#### PROBLEM DETAILS
List each line of the data in which the string "Papillary" appears.

#### EXTRACTED DATA
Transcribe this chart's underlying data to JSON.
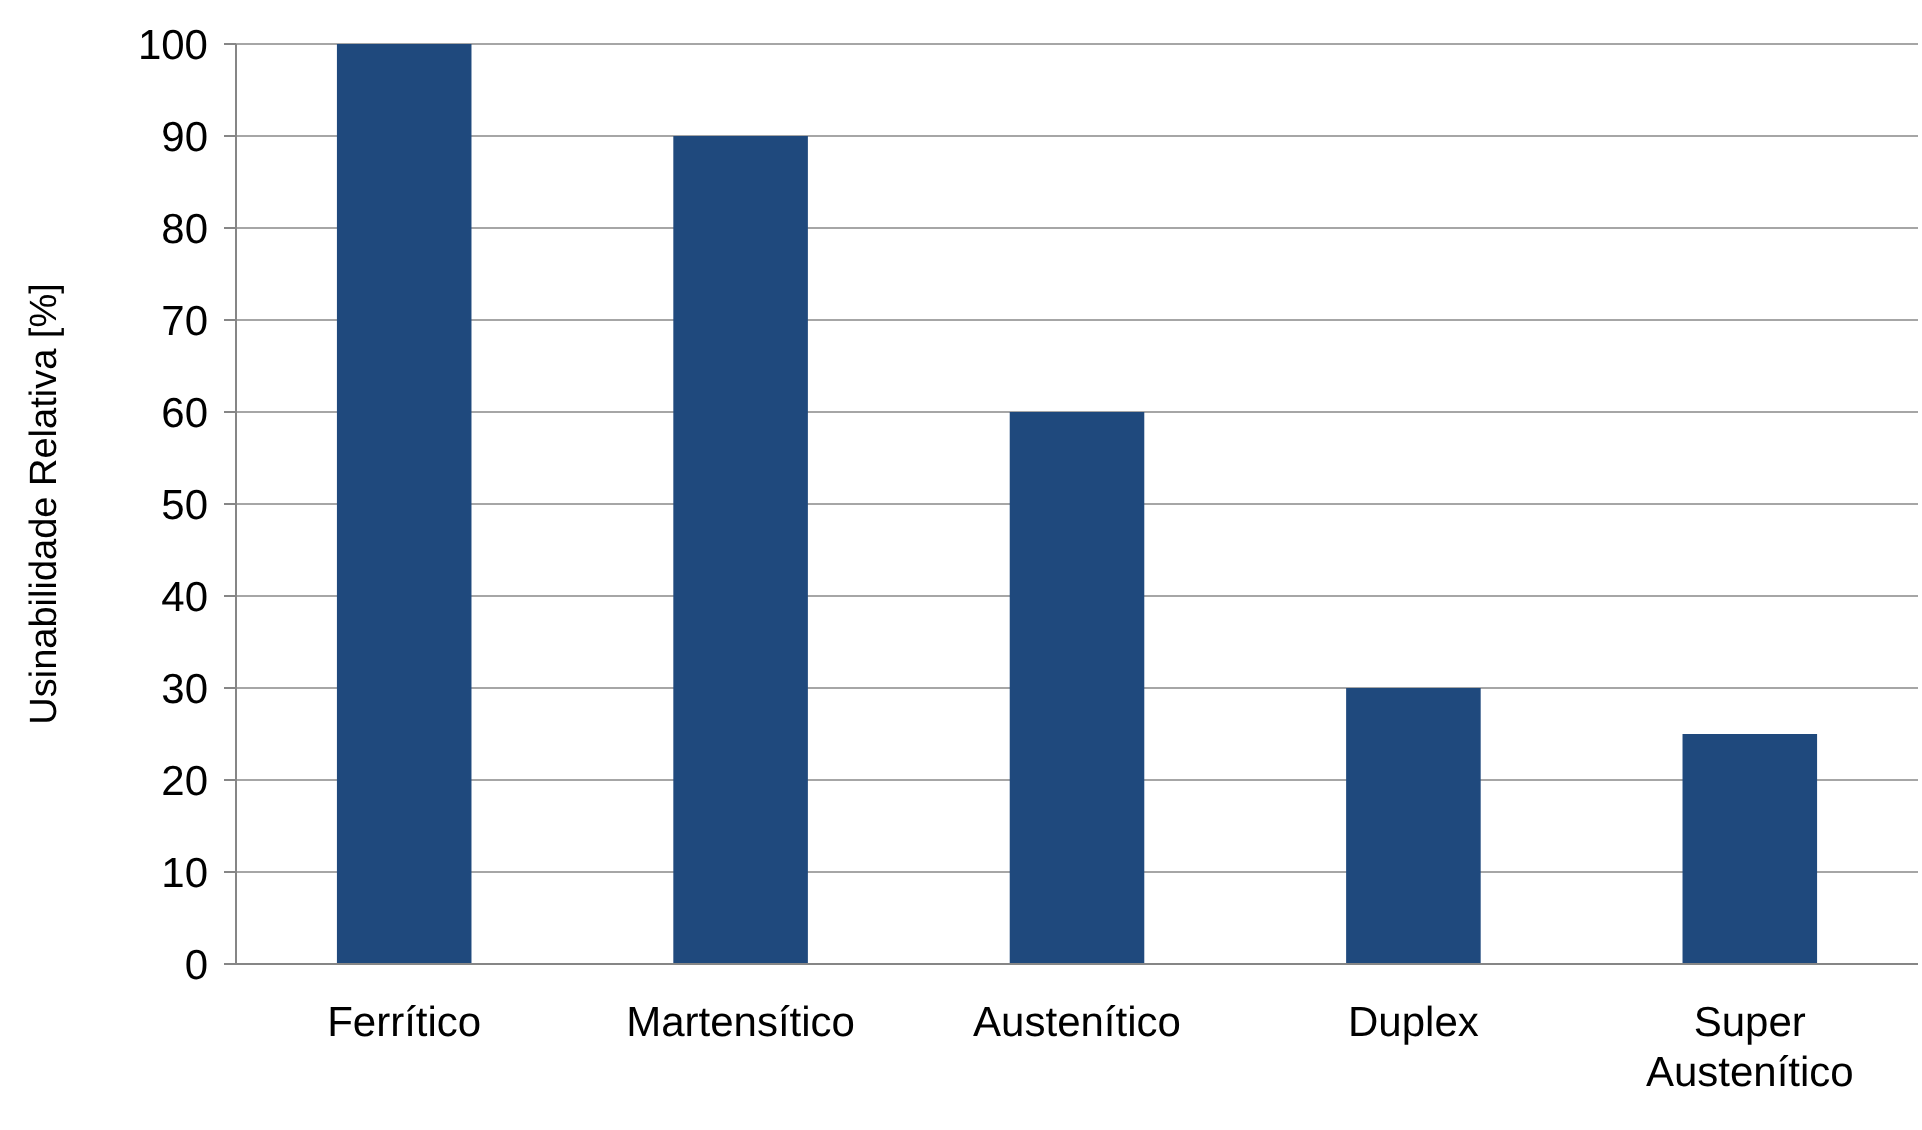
{
  "chart_data": {
    "type": "bar",
    "ylabel": "Usinabilidade Relativa [%]",
    "categories": [
      "Ferrítico",
      "Martensítico",
      "Austenítico",
      "Duplex",
      "Super Austenítico"
    ],
    "values": [
      100,
      90,
      60,
      30,
      25
    ],
    "color": "#1f497d",
    "ylim": [
      0,
      100
    ],
    "yticks": [
      0,
      10,
      20,
      30,
      40,
      50,
      60,
      70,
      80,
      90,
      100
    ],
    "grid": "y"
  }
}
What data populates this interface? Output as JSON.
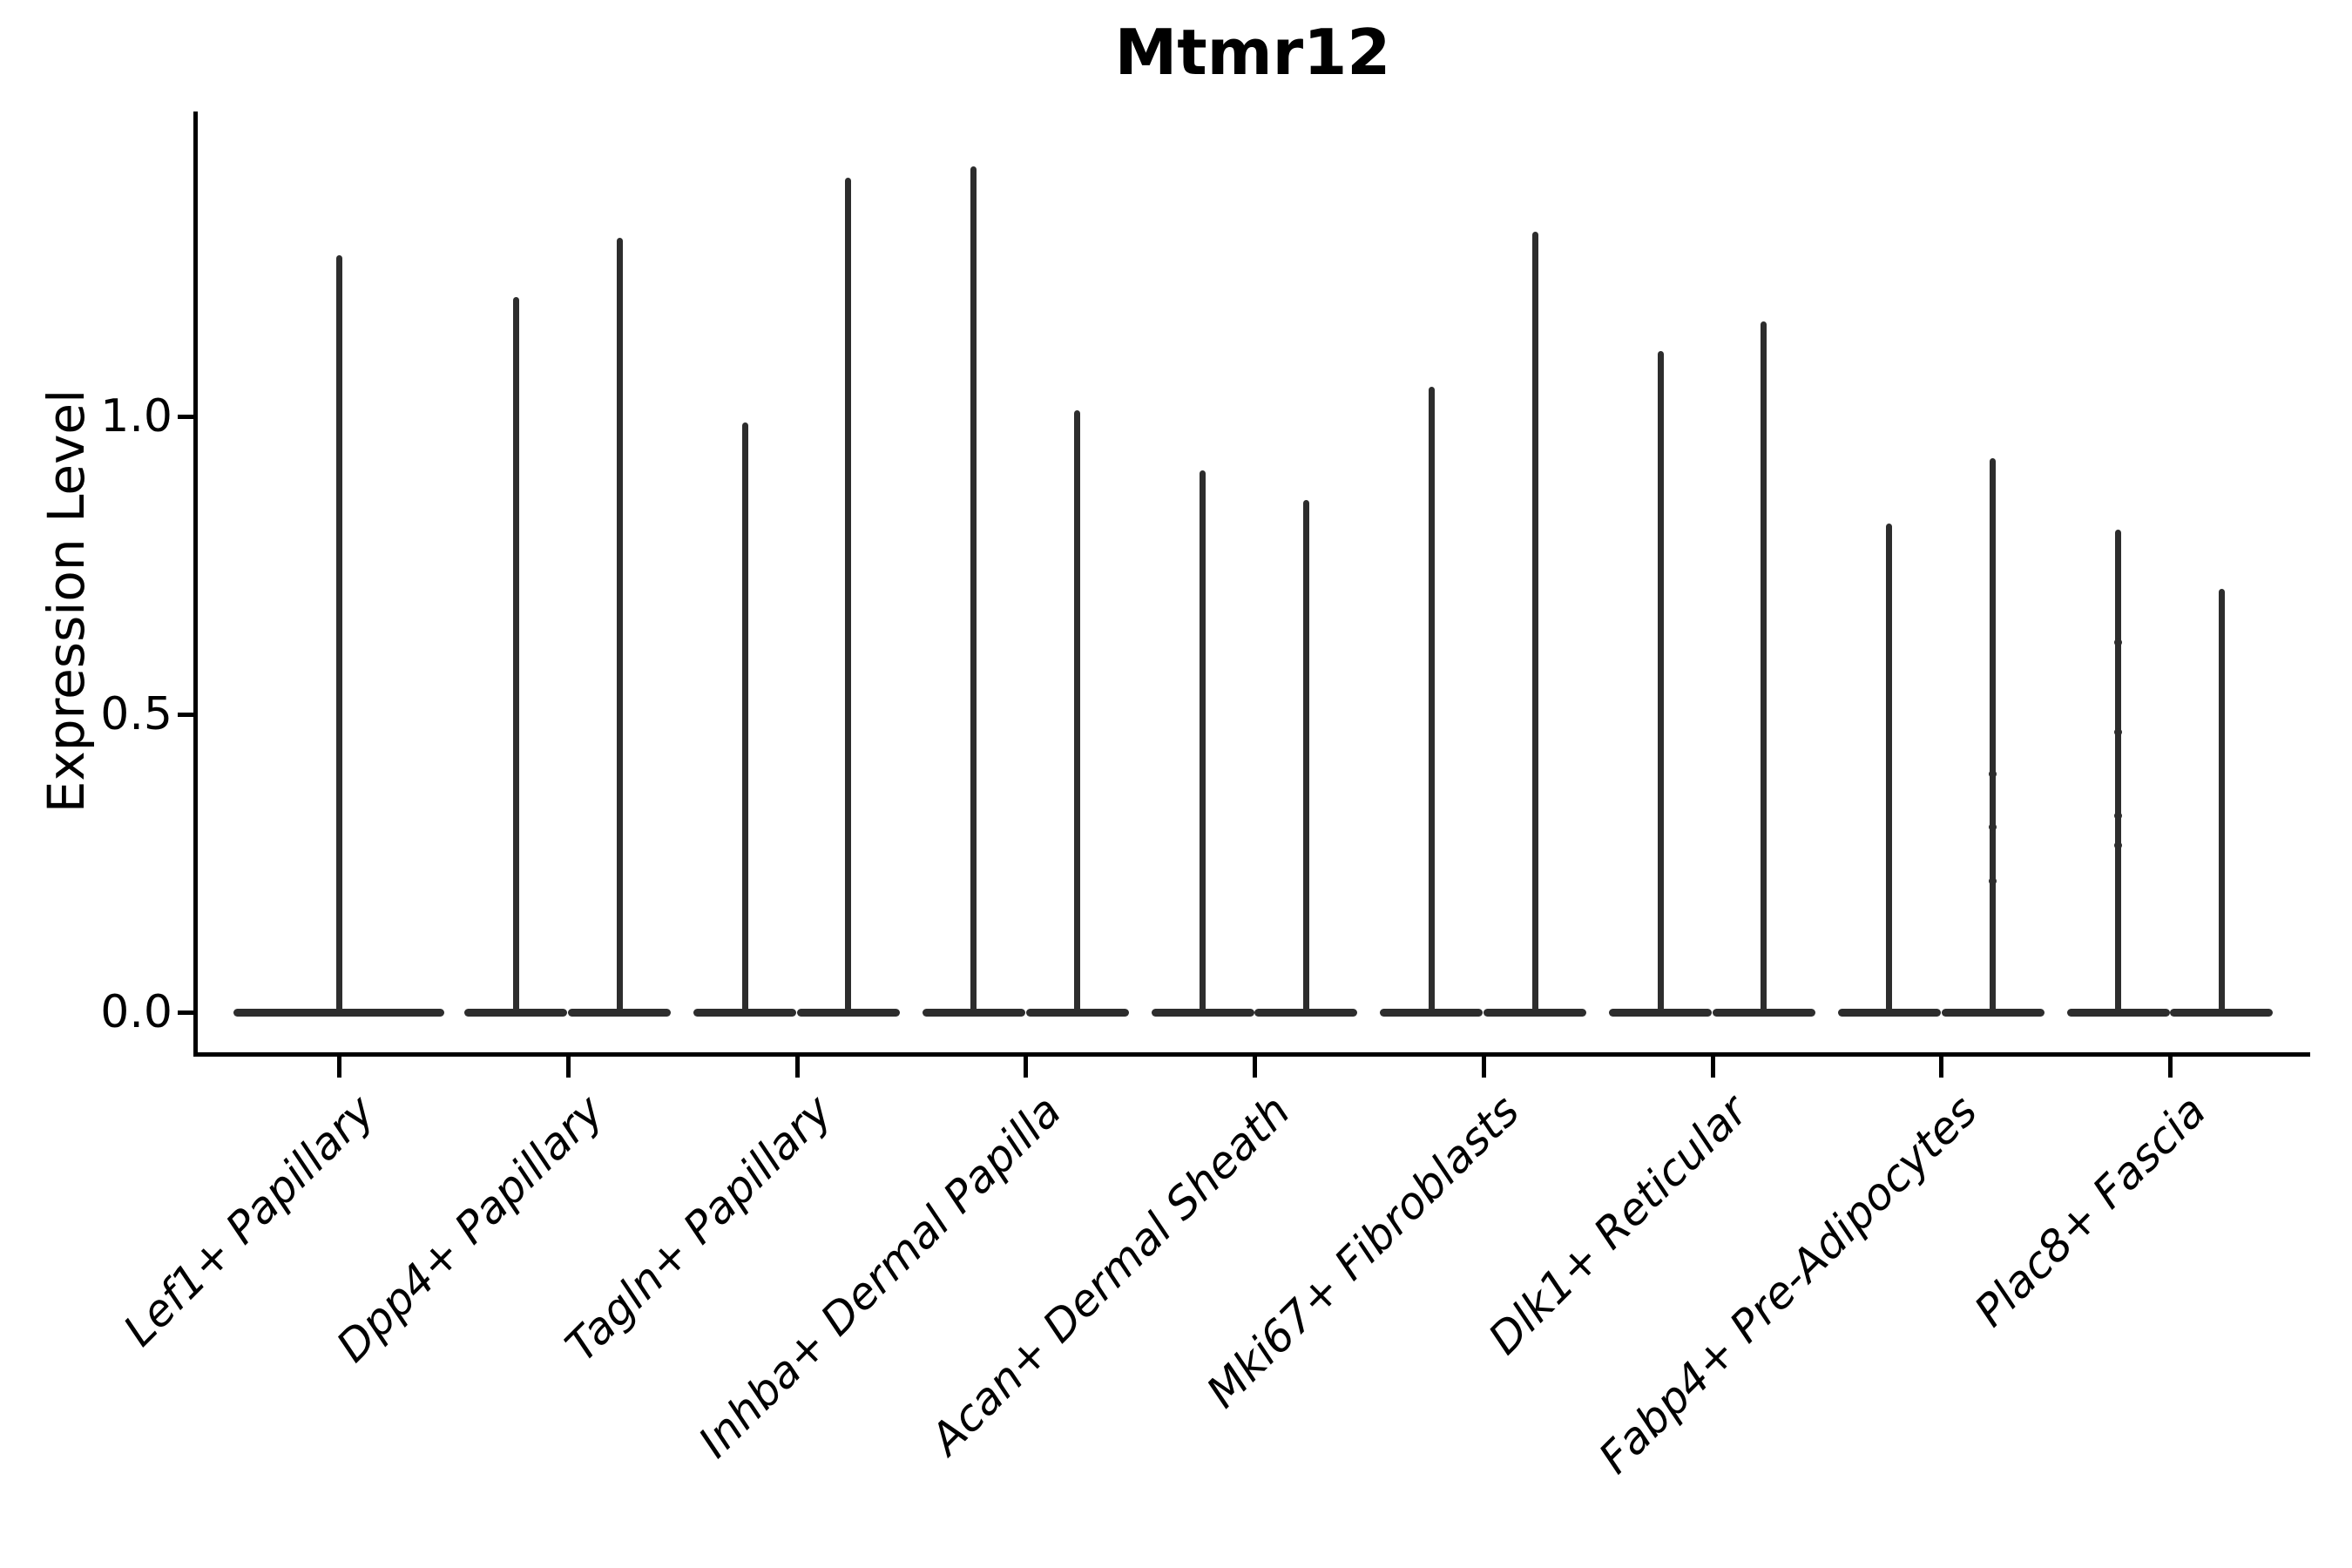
{
  "chart_data": {
    "type": "violin",
    "title": "Mtmr12",
    "ylabel": "Expression Level",
    "xlabel": "",
    "yticks": [
      {
        "value": 0.0,
        "label": "0.0"
      },
      {
        "value": 0.5,
        "label": "0.5"
      },
      {
        "value": 1.0,
        "label": "1.0"
      }
    ],
    "ylim": [
      -0.07,
      1.51
    ],
    "grid": false,
    "legend": "none",
    "ink_color": "#2d2d2d",
    "axis_color": "#000000",
    "categories": [
      "Lef1+ Papillary",
      "Dpp4+ Papillary",
      "Tagln+ Papillary",
      "Inhba+ Dermal Papilla",
      "Acan+ Dermal Sheath",
      "Mki67+ Fibroblasts",
      "Dlk1+ Reticular",
      "Fabp4+ Pre-Adipocytes",
      "Plac8+ Fascia"
    ],
    "violins": [
      {
        "category_index": 0,
        "side": "single",
        "max": 1.27
      },
      {
        "category_index": 1,
        "side": "left",
        "max": 1.2
      },
      {
        "category_index": 1,
        "side": "right",
        "max": 1.3
      },
      {
        "category_index": 2,
        "side": "left",
        "max": 0.99
      },
      {
        "category_index": 2,
        "side": "right",
        "max": 1.4
      },
      {
        "category_index": 3,
        "side": "left",
        "max": 1.42
      },
      {
        "category_index": 3,
        "side": "right",
        "max": 1.01
      },
      {
        "category_index": 4,
        "side": "left",
        "max": 0.91
      },
      {
        "category_index": 4,
        "side": "right",
        "max": 0.86
      },
      {
        "category_index": 5,
        "side": "left",
        "max": 1.05
      },
      {
        "category_index": 5,
        "side": "right",
        "max": 1.31
      },
      {
        "category_index": 6,
        "side": "left",
        "max": 1.11
      },
      {
        "category_index": 6,
        "side": "right",
        "max": 1.16
      },
      {
        "category_index": 7,
        "side": "left",
        "max": 0.82
      },
      {
        "category_index": 7,
        "side": "right",
        "max": 0.93
      },
      {
        "category_index": 8,
        "side": "left",
        "max": 0.81
      },
      {
        "category_index": 8,
        "side": "right",
        "max": 0.71
      }
    ],
    "points": [
      {
        "category_index": 7,
        "side": "right",
        "value": 0.4
      },
      {
        "category_index": 7,
        "side": "right",
        "value": 0.31
      },
      {
        "category_index": 7,
        "side": "right",
        "value": 0.22
      },
      {
        "category_index": 8,
        "side": "left",
        "value": 0.62
      },
      {
        "category_index": 8,
        "side": "left",
        "value": 0.47
      },
      {
        "category_index": 8,
        "side": "left",
        "value": 0.33
      },
      {
        "category_index": 8,
        "side": "left",
        "value": 0.28
      }
    ]
  }
}
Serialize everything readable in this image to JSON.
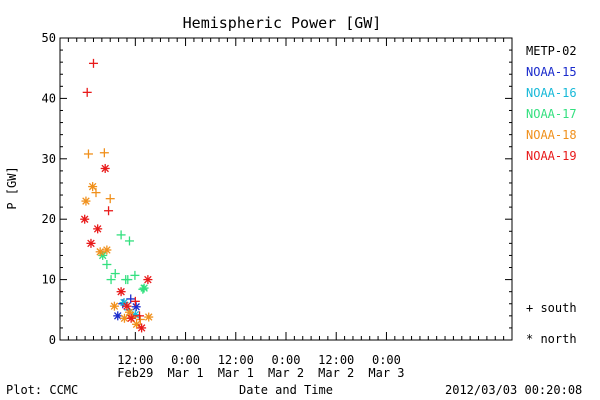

#### WRITTEN SOLUTION
      "Lef1+ Papillary",
      "Dpp4+ Papillary",
      "Tagln+ Papillary",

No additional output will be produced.